**TEXT ZUM LESEN**.
■ ■ ■ ■ ■

Schmerzensgeld

Für Schmerzensgeldansprüche gilt der Paragraph §235 Abs. 2 BGB.

  • Wegen eines Schadens, der nicht Vermögensschaden ist, kann Entschädigung in Geld nur in den durch das Gesetz bestimmten Fällen gefordert werden.
  • Ist wegen einer Verletzung des Körpers, der Gesundheit, der Freiheit oder der sexuellen Selbstbestimmung Schadensersatz zu leisten, kann auch wegen des Schadens, der nicht Vermö­gensschaden ist, eine billige Entschädigung in Geld gefordert werden.

 

Folgende Kriterien sind für die Bemessung des Schmerzensgeldes wesentlich:

  • der Grad des Verschuldens,
  • die Gesamtumstände des Falles
  • das verletzungsbedingte Maß und die Dauer der Lebensbeeinträchtigung,
  • die Größe, die Heftigkeit und die Dauer der Schmerzen und Leiden,
  • die Dauer der Behandlung und der Arbeitsunfähigkeit,
  • die Absehbarkeit des weiteren Krankheitsverlaufes,
  • Fraglichkeit der endgültigen Heilung,

An der Stelle greifen Schmerzensgeldtabellen.

Hierbei gilt zu beachten, dass so genannte Bagatellverletzungen wie etwa Prellungen, kleinere Schürf- und Platzwunden und sog. Halswirbelschleuder-Syndrome ohne objektiv (röntgenologisch) nachweisbare Verletzung der körperlichen Substanz nach Auffassung zahlreicher Gerichte nicht zu einem Schmer­zensgeldanspruch führen. Bestätigt wurde diese Ansicht auch durch den Bundesgerichtshof.

Es soll nicht derjenige mit einem Schmerzensgeld belohnt werden, der „gut jammert”.

Gerade bei kleineren Verletzungen, die keine stationäre Behandlung oder operative Maßnahmen fordern, sollte man akribisch dokumentieren. Dabei gilt, je häufiger Arztbesuche aus Anlass der unfallbedingten Verletzung stattfinden und umso länger die ärztlich attestierte Dauer der Arbeitsunfähigkeit ist, umso höher ist die Erwartung für das Schmerzensgeld.

■ ■ ■ ■ ■

(Daten zur Analyse des Dokumentlayouts)
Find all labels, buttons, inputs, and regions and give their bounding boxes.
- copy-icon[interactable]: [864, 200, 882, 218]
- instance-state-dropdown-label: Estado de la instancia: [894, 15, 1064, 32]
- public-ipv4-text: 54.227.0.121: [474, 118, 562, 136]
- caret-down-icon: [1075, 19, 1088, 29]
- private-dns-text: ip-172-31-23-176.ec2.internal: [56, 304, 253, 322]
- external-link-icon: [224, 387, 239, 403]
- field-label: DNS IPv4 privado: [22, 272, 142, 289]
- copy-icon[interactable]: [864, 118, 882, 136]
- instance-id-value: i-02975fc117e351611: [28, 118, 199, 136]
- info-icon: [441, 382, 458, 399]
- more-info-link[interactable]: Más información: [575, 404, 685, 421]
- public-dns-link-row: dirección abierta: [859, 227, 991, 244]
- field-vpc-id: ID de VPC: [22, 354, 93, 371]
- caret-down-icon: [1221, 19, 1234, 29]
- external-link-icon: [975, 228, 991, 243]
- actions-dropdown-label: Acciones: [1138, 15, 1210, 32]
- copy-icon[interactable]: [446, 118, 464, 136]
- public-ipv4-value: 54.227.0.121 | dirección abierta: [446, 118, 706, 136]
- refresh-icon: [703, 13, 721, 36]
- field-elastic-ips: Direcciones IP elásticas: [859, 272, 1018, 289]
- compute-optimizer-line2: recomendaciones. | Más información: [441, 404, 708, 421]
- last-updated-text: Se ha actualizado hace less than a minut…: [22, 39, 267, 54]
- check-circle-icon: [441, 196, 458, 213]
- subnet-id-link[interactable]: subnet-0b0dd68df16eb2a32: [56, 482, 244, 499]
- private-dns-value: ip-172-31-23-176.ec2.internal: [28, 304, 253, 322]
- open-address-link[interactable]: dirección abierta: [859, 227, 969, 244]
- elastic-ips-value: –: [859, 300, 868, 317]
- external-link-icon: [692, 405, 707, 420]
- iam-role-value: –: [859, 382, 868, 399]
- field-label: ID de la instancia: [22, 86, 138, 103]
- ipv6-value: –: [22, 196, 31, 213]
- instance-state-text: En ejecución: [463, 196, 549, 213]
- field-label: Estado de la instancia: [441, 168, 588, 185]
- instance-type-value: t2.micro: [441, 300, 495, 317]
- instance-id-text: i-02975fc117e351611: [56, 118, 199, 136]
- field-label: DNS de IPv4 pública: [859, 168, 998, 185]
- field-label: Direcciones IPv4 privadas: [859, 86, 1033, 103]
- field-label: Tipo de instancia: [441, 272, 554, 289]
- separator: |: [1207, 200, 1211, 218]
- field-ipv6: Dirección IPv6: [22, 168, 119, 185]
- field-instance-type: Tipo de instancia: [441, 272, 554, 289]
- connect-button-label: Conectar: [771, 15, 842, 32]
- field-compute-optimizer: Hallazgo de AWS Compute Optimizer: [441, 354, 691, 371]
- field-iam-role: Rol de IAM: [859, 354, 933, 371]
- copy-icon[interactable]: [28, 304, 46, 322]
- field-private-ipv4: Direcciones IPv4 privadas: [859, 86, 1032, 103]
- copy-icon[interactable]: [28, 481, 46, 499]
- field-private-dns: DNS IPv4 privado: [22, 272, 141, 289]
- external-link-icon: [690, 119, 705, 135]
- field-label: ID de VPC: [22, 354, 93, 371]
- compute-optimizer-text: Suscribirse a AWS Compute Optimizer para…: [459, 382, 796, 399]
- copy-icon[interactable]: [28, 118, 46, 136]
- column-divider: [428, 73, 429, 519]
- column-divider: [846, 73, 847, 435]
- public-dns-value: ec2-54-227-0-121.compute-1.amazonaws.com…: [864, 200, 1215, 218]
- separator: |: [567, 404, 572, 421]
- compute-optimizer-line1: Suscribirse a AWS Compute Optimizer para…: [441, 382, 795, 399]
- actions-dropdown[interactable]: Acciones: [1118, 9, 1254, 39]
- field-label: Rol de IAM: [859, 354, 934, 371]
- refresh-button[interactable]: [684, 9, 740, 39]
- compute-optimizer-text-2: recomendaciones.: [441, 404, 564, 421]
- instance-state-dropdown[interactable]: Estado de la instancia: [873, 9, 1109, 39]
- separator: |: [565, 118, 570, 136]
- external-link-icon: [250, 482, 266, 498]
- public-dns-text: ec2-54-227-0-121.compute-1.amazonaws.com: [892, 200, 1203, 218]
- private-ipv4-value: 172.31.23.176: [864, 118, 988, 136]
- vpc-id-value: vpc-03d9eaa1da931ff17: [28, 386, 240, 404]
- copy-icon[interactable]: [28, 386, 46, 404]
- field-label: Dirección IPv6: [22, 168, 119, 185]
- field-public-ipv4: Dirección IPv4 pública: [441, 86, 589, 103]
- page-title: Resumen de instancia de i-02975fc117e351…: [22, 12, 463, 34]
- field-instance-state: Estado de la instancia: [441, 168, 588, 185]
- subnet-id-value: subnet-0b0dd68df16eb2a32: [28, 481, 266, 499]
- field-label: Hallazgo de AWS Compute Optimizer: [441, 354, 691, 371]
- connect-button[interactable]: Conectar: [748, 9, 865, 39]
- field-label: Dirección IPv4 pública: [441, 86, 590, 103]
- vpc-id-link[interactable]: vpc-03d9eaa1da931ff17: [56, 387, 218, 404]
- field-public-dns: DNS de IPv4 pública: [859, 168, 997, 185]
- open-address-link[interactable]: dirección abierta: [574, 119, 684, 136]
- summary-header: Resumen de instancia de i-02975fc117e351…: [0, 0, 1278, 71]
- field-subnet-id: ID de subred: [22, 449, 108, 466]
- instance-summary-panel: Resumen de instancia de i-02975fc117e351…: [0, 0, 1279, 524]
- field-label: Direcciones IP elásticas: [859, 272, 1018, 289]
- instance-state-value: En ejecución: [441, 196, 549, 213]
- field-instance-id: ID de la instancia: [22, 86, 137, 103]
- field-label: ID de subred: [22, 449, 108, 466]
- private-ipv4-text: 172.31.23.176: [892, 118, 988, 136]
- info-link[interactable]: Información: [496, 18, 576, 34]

■ ■ ■ ■ ■

**AUFGABE A**.
Beantworte die folgenden Fragen zum Text über Schmerzensgeld.
(i) Welche Verletzungen werden als Bagatellverletzungen genannt?
(ii) Welches Gericht hat die Ansicht zu diesen Bagatellverletzungen bestätigt?
(iii) Bei welchen Verletzungen sollte man akribisch dokumentieren?
**AUFGABE B**. Schreib im Text über Schmerzensgeld den Abschnitt von „Gerade bei kleineren“ bis „für das Schmerzensgeld.“ ab und tausche dabei „akribisch“ gegen „sorgfältig“ aus.
Die Zeilen stammen aus einer anderen Quelle als der Text.

**MUSTERLÖSUNG A**.
(i) Prellungen, kleinere Schürf- und Platzwunden und sog. Halswirbelschleuder-Syndrome ohne objektiv (röntgenologisch) nachweisbare Verletzung der körperlichen Substanz.
(ii) Der Bundesgerichtshof.
(iii) Bei kleineren Verletzungen, die keine stationäre Behandlung oder operative Maßnahmen fordern.

**MUSTERLÖSUNG B**.
Gerade bei kleineren Verletzungen, die keine stationäre Behandlung oder operative Maßnahmen fordern, sollte man sorgfältig dokumentieren. Dabei gilt, je häufiger Arztbesuche aus Anlass der unfallbedingten Verletzung stattfinden und umso länger die ärztlich attestierte Dauer der Arbeitsunfähigkeit ist, umso höher ist die Erwartung für das Schmerzensgeld.